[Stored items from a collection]
--- Start ---

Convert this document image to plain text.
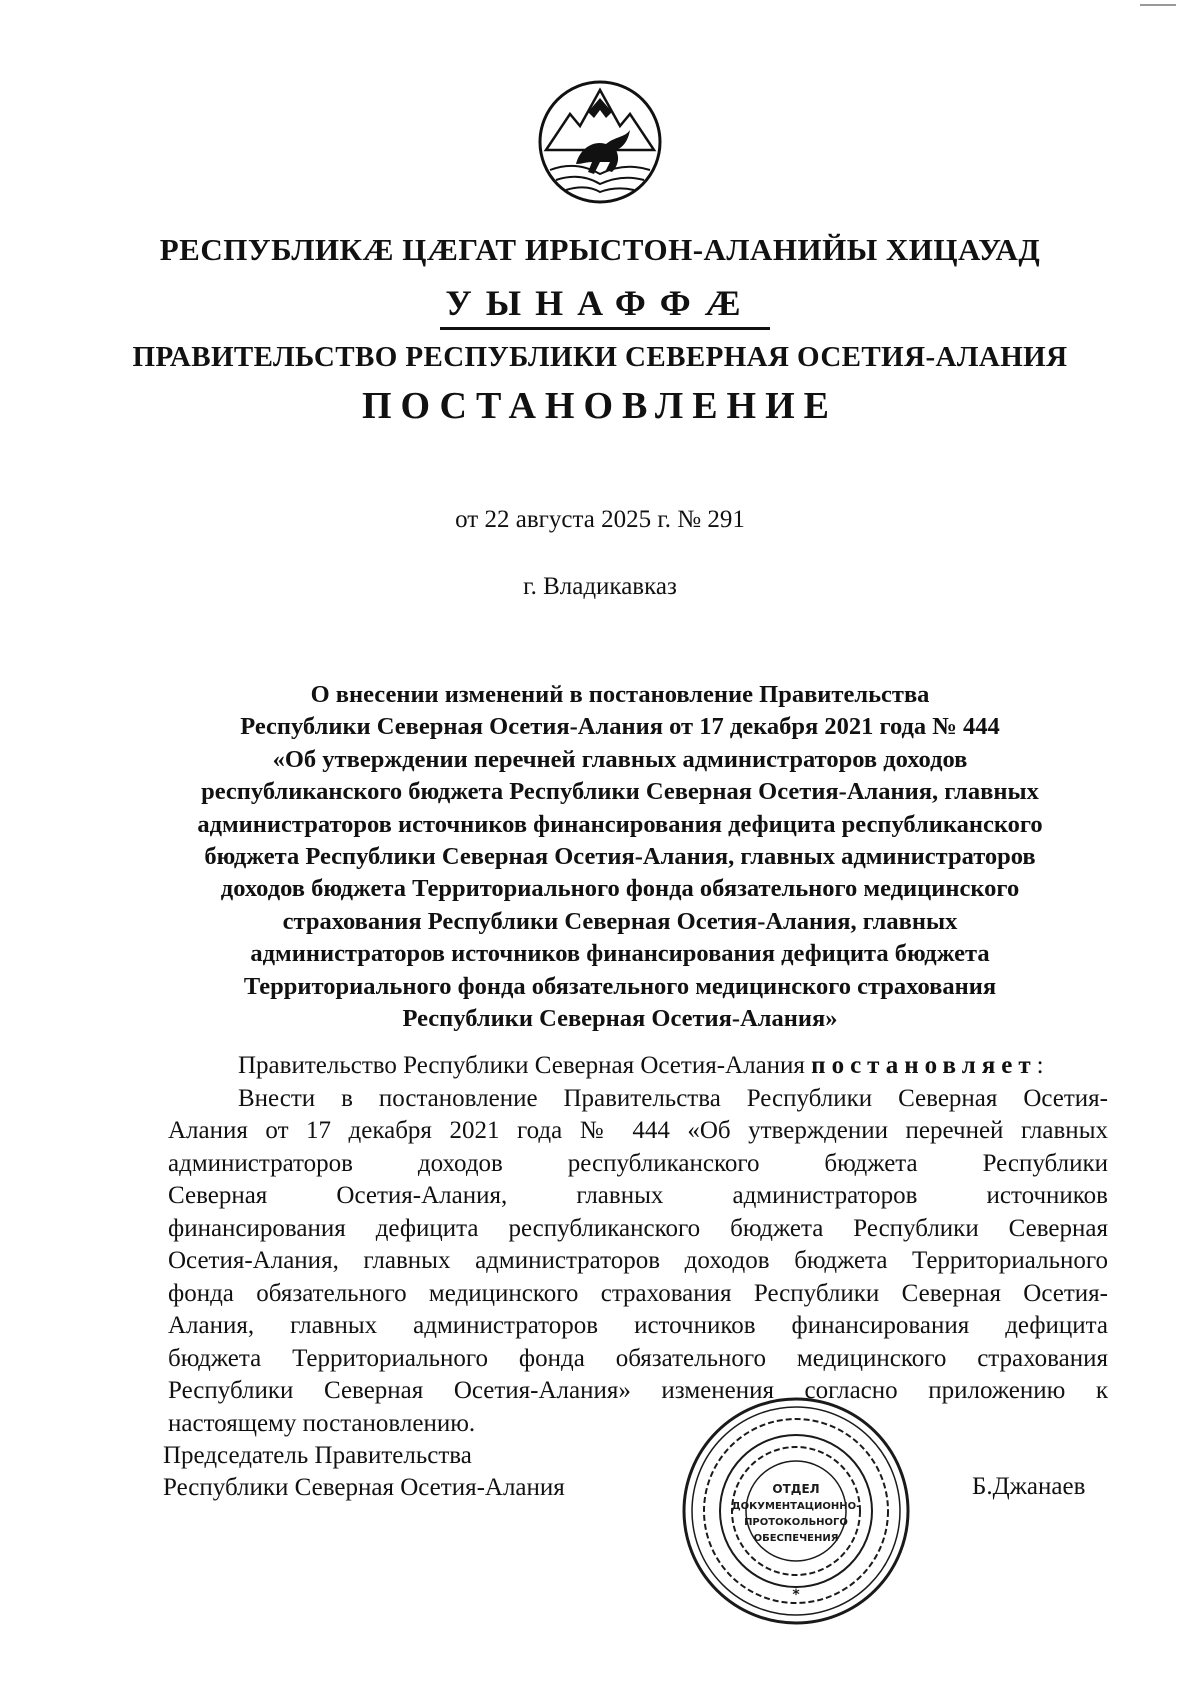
РЕСПУБЛИКӔ ЦӔГАТ ИРЫСТОН-АЛАНИЙЫ ХИЦАУАД
УЫНАФФӔ
ПРАВИТЕЛЬСТВО РЕСПУБЛИКИ СЕВЕРНАЯ ОСЕТИЯ-АЛАНИЯ
ПОСТАНОВЛЕНИЕ
от 22 августа 2025 г. № 291
г. Владикавказ
О внесении изменений в постановление Правительства
Республики Северная Осетия-Алания от 17 декабря 2021 года № 444
«Об утверждении перечней главных администраторов доходов
республиканского бюджета Республики Северная Осетия-Алания, главных
администраторов источников финансирования дефицита республиканского
бюджета Республики Северная Осетия-Алания, главных администраторов
доходов бюджета Территориального фонда обязательного медицинского
страхования Республики Северная Осетия-Алания, главных
администраторов источников финансирования дефицита бюджета
Территориального фонда обязательного медицинского страхования
Республики Северная Осетия-Алания»
Правительство Республики Северная Осетия-Алания постановляет:
Внести в постановление Правительства Республики Северная Осетия-
Алания от 17 декабря 2021 года № 444 «Об утверждении перечней главных
администраторов доходов республиканского бюджета Республики
Северная Осетия-Алания, главных администраторов источников
финансирования дефицита республиканского бюджета Республики Северная
Осетия-Алания, главных администраторов доходов бюджета Территориального
фонда обязательного медицинского страхования Республики Северная Осетия-
Алания, главных администраторов источников финансирования дефицита
бюджета Территориального фонда обязательного медицинского страхования
Республики Северная Осетия-Алания» изменения согласно приложению к
настоящему постановлению.
Председатель Правительства
Республики Северная Осетия-Алания	ОТДЕЛ
ДОКУМЕНТАЦИОННО-
ПРОТОКОЛЬНОГО
ОБЕСПЕЧЕНИЯ
*
Б.Джанаев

--- End ---

**What you need to do**
Reproduce all entries without any change, and omit the pictures.

**Result for this task**
Convert this document image to plain text.
РЕСПУБЛИКӔ ЦӔГАТ ИРЫСТОН-АЛАНИЙЫ ХИЦАУАД
УЫНАФФӔ
ПРАВИТЕЛЬСТВО РЕСПУБЛИКИ СЕВЕРНАЯ ОСЕТИЯ-АЛАНИЯ
ПОСТАНОВЛЕНИЕ
от 22 августа 2025 г. № 291
г. Владикавказ
О внесении изменений в постановление Правительства
Республики Северная Осетия-Алания от 17 декабря 2021 года № 444
«Об утверждении перечней главных администраторов доходов
республиканского бюджета Республики Северная Осетия-Алания, главных
администраторов источников финансирования дефицита республиканского
бюджета Республики Северная Осетия-Алания, главных администраторов
доходов бюджета Территориального фонда обязательного медицинского
страхования Республики Северная Осетия-Алания, главных
администраторов источников финансирования дефицита бюджета
Территориального фонда обязательного медицинского страхования
Республики Северная Осетия-Алания»
Правительство Республики Северная Осетия-Алания постановляет:
Внести в постановление Правительства Республики Северная Осетия-
Алания от 17 декабря 2021 года № 444 «Об утверждении перечней главных
администраторов доходов республиканского бюджета Республики
Северная Осетия-Алания, главных администраторов источников
финансирования дефицита республиканского бюджета Республики Северная
Осетия-Алания, главных администраторов доходов бюджета Территориального
фонда обязательного медицинского страхования Республики Северная Осетия-
Алания, главных администраторов источников финансирования дефицита
бюджета Территориального фонда обязательного медицинского страхования
Республики Северная Осетия-Алания» изменения согласно приложению к
настоящему постановлению.
Председатель Правительства
Республики Северная Осетия-Алания	ОТДЕЛ
ДОКУМЕНТАЦИОННО-
ПРОТОКОЛЬНОГО
ОБЕСПЕЧЕНИЯ
*
Б.Джанаев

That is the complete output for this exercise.